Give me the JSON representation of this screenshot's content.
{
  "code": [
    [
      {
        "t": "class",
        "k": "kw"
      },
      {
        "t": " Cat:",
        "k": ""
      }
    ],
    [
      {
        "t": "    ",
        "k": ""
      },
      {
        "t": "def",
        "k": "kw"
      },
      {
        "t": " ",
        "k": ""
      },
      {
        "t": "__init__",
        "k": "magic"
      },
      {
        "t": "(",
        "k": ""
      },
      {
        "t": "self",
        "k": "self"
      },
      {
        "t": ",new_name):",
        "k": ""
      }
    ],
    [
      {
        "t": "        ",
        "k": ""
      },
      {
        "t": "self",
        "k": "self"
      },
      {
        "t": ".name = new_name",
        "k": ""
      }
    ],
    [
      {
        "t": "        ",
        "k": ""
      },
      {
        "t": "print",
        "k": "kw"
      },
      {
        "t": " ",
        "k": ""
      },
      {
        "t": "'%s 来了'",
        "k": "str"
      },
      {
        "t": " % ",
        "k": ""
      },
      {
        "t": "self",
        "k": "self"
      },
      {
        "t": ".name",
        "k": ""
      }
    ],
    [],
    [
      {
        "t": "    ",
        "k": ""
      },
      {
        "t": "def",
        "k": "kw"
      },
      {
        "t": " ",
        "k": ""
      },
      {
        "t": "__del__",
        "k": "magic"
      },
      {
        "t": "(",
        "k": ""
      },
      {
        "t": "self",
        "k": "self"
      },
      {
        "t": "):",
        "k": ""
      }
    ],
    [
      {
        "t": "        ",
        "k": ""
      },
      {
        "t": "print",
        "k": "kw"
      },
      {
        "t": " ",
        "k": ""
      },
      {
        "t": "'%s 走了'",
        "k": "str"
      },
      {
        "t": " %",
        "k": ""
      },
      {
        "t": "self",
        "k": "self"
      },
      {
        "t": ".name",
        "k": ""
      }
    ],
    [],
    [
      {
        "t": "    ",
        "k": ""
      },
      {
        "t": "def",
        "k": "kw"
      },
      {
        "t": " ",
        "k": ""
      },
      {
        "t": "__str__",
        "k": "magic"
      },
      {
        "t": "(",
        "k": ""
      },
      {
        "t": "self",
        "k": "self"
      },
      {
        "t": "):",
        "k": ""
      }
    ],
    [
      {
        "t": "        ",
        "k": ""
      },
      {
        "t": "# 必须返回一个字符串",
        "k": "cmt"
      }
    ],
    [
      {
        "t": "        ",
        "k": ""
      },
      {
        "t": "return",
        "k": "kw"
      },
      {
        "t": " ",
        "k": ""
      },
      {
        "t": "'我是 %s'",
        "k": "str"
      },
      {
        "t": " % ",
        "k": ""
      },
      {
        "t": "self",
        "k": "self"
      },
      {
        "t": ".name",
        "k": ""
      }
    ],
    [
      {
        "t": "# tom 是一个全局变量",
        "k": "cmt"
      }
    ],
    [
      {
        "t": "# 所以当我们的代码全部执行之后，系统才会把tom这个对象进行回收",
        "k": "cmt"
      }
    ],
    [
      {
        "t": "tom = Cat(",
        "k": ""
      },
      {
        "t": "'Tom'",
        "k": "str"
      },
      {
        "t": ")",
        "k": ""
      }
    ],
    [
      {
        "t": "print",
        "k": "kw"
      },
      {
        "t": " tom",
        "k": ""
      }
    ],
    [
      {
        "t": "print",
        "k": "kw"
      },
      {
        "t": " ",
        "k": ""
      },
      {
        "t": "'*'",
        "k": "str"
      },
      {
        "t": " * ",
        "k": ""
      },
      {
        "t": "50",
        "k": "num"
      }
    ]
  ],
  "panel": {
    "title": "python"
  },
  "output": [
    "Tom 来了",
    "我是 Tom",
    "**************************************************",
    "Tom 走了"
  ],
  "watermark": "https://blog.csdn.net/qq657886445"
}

● REQUIREMENTS
Output the listing above exactly as it appears.

● ANSWER FOR THE TASK
Give me the JSON representation of this screenshot's content.
{
  "code": [
    [
      {
        "t": "class",
        "k": "kw"
      },
      {
        "t": " Cat:",
        "k": ""
      }
    ],
    [
      {
        "t": "    ",
        "k": ""
      },
      {
        "t": "def",
        "k": "kw"
      },
      {
        "t": " ",
        "k": ""
      },
      {
        "t": "__init__",
        "k": "magic"
      },
      {
        "t": "(",
        "k": ""
      },
      {
        "t": "self",
        "k": "self"
      },
      {
        "t": ",new_name):",
        "k": ""
      }
    ],
    [
      {
        "t": "        ",
        "k": ""
      },
      {
        "t": "self",
        "k": "self"
      },
      {
        "t": ".name = new_name",
        "k": ""
      }
    ],
    [
      {
        "t": "        ",
        "k": ""
      },
      {
        "t": "print",
        "k": "kw"
      },
      {
        "t": " ",
        "k": ""
      },
      {
        "t": "'%s 来了'",
        "k": "str"
      },
      {
        "t": " % ",
        "k": ""
      },
      {
        "t": "self",
        "k": "self"
      },
      {
        "t": ".name",
        "k": ""
      }
    ],
    [],
    [
      {
        "t": "    ",
        "k": ""
      },
      {
        "t": "def",
        "k": "kw"
      },
      {
        "t": " ",
        "k": ""
      },
      {
        "t": "__del__",
        "k": "magic"
      },
      {
        "t": "(",
        "k": ""
      },
      {
        "t": "self",
        "k": "self"
      },
      {
        "t": "):",
        "k": ""
      }
    ],
    [
      {
        "t": "        ",
        "k": ""
      },
      {
        "t": "print",
        "k": "kw"
      },
      {
        "t": " ",
        "k": ""
      },
      {
        "t": "'%s 走了'",
        "k": "str"
      },
      {
        "t": " %",
        "k": ""
      },
      {
        "t": "self",
        "k": "self"
      },
      {
        "t": ".name",
        "k": ""
      }
    ],
    [],
    [
      {
        "t": "    ",
        "k": ""
      },
      {
        "t": "def",
        "k": "kw"
      },
      {
        "t": " ",
        "k": ""
      },
      {
        "t": "__str__",
        "k": "magic"
      },
      {
        "t": "(",
        "k": ""
      },
      {
        "t": "self",
        "k": "self"
      },
      {
        "t": "):",
        "k": ""
      }
    ],
    [
      {
        "t": "        ",
        "k": ""
      },
      {
        "t": "# 必须返回一个字符串",
        "k": "cmt"
      }
    ],
    [
      {
        "t": "        ",
        "k": ""
      },
      {
        "t": "return",
        "k": "kw"
      },
      {
        "t": " ",
        "k": ""
      },
      {
        "t": "'我是 %s'",
        "k": "str"
      },
      {
        "t": " % ",
        "k": ""
      },
      {
        "t": "self",
        "k": "self"
      },
      {
        "t": ".name",
        "k": ""
      }
    ],
    [
      {
        "t": "# tom 是一个全局变量",
        "k": "cmt"
      }
    ],
    [
      {
        "t": "# 所以当我们的代码全部执行之后，系统才会把tom这个对象进行回收",
        "k": "cmt"
      }
    ],
    [
      {
        "t": "tom = Cat(",
        "k": ""
      },
      {
        "t": "'Tom'",
        "k": "str"
      },
      {
        "t": ")",
        "k": ""
      }
    ],
    [
      {
        "t": "print",
        "k": "kw"
      },
      {
        "t": " tom",
        "k": ""
      }
    ],
    [
      {
        "t": "print",
        "k": "kw"
      },
      {
        "t": " ",
        "k": ""
      },
      {
        "t": "'*'",
        "k": "str"
      },
      {
        "t": " * ",
        "k": ""
      },
      {
        "t": "50",
        "k": "num"
      }
    ]
  ],
  "panel": {
    "title": "python"
  },
  "output": [
    "Tom 来了",
    "我是 Tom",
    "**************************************************",
    "Tom 走了"
  ],
  "watermark": "https://blog.csdn.net/qq657886445"
}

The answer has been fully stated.